*Task instructions*. Omit all pictures and give the records below again exactly as written.

*Given records*.
- - -

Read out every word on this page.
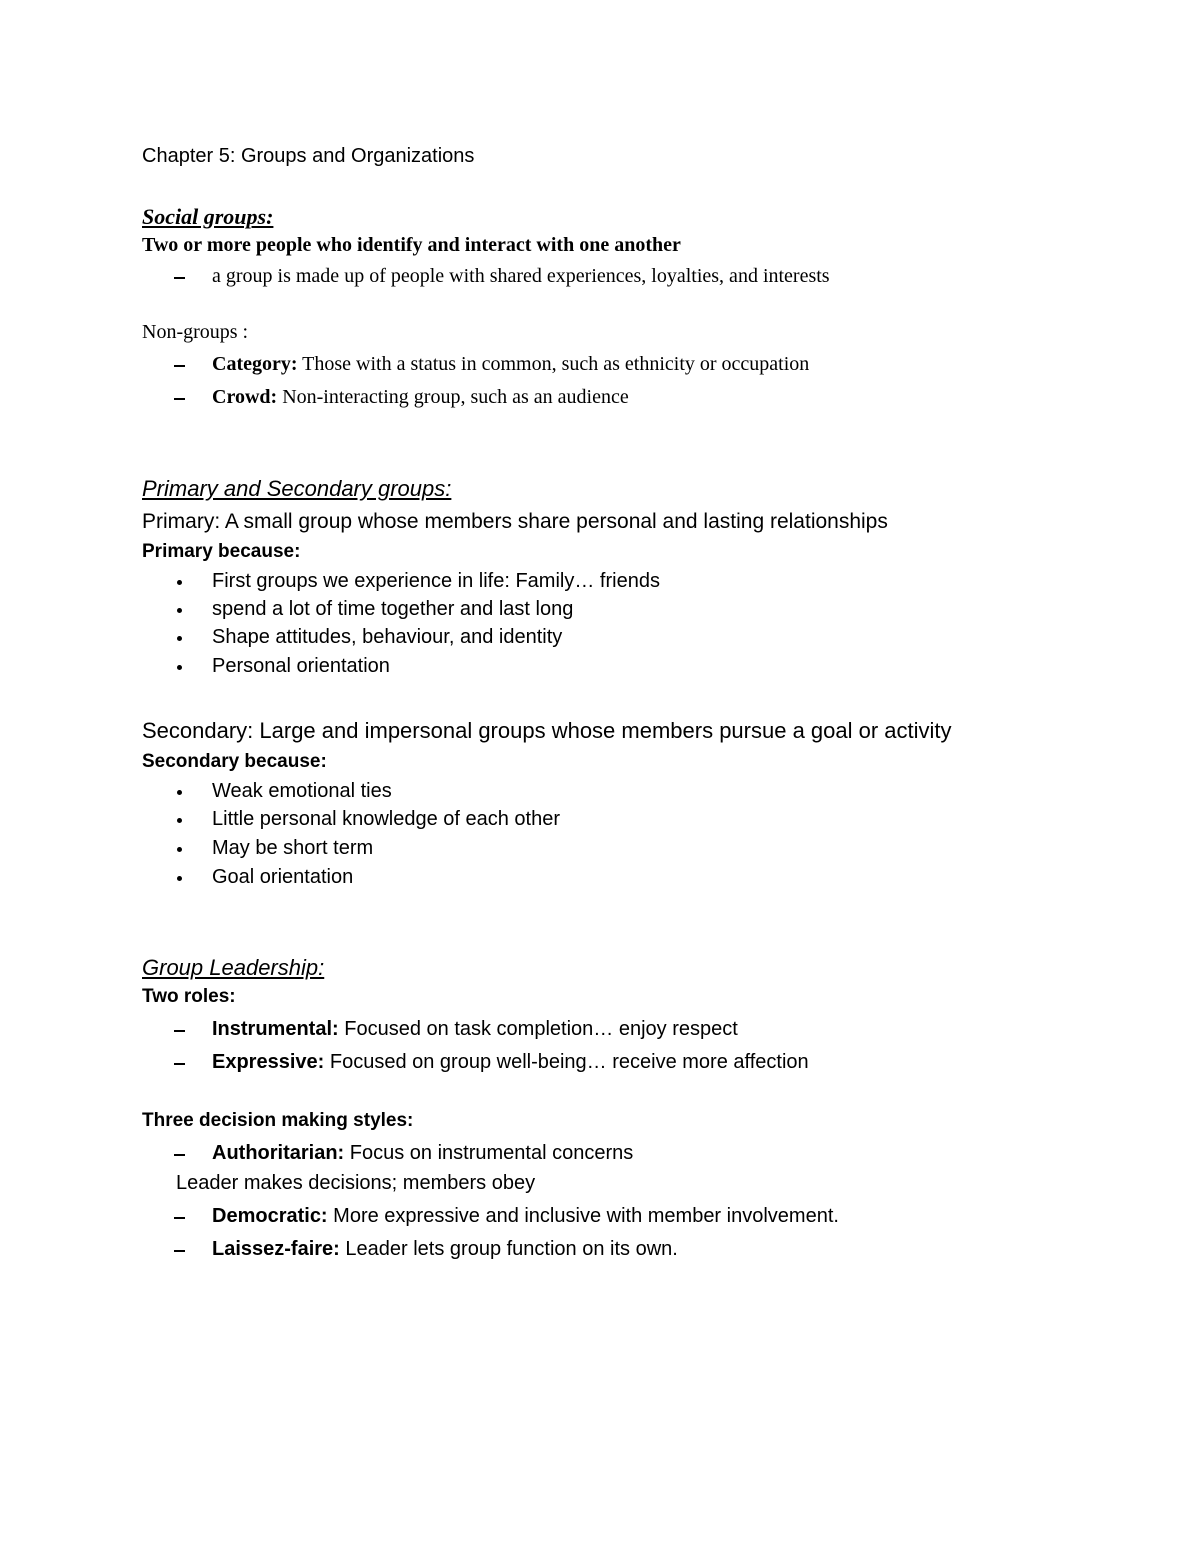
Chapter 5: Groups and Organizations
Social groups:
Two or more people who identify and interact with one another
a group is made up of people with shared experiences, loyalties, and interests
Non-groups :
Category: Those with a status in common, such as ethnicity or occupation
Crowd: Non-interacting group, such as an audience
Primary and Secondary groups:
Primary: A small group whose members share personal and lasting relationships
Primary because:
First groups we experience in life: Family… friends
spend a lot of time together and last long
Shape attitudes, behaviour, and identity
Personal orientation
Secondary: Large and impersonal groups whose members pursue a goal or activity
Secondary because:
Weak emotional ties
Little personal knowledge of each other
May be short term
Goal orientation
Group Leadership:
Two roles:
Instrumental: Focused on task completion… enjoy respect
Expressive: Focused on group well-being… receive more affection
Three decision making styles:
Authoritarian: Focus on instrumental concerns
Leader makes decisions; members obey
Democratic: More expressive and inclusive with member involvement.
Laissez-faire: Leader lets group function on its own.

- - -

*Response to the task*.
Read out every word on this page.
Chapter 5: Groups and Organizations
Social groups:
Two or more people who identify and interact with one another
a group is made up of people with shared experiences, loyalties, and interests
Non-groups :
Category: Those with a status in common, such as ethnicity or occupation
Crowd: Non-interacting group, such as an audience
Primary and Secondary groups:
Primary: A small group whose members share personal and lasting relationships
Primary because:
First groups we experience in life: Family… friends
spend a lot of time together and last long
Shape attitudes, behaviour, and identity
Personal orientation
Secondary: Large and impersonal groups whose members pursue a goal or activity
Secondary because:
Weak emotional ties
Little personal knowledge of each other
May be short term
Goal orientation
Group Leadership:
Two roles:
Instrumental: Focused on task completion… enjoy respect
Expressive: Focused on group well-being… receive more affection
Three decision making styles:
Authoritarian: Focus on instrumental concerns
Leader makes decisions; members obey
Democratic: More expressive and inclusive with member involvement.
Laissez-faire: Leader lets group function on its own.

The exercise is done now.